» PROBLEM:
Copy out every line of the records where the string "Matara" occurs.

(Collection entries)
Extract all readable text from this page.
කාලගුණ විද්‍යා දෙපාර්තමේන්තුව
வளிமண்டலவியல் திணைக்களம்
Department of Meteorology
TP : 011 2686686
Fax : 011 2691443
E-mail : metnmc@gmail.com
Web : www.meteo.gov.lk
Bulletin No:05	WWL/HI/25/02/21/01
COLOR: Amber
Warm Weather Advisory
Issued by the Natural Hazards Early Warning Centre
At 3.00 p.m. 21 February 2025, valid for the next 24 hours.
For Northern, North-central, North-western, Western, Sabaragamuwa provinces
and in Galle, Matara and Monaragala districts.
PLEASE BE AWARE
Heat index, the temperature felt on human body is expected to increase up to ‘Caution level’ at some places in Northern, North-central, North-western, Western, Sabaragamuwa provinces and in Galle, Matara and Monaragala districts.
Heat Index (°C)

» SOLUTION TO THIS PROBLEM:
and in Galle, Matara and Monaragala districts.
Heat index, the temperature felt on human body is expected to increase up to ‘Caution level’ at some places in Northern, North-central, North-western, Western, Sabaragamuwa provinces and in Galle, Matara and Monaragala districts.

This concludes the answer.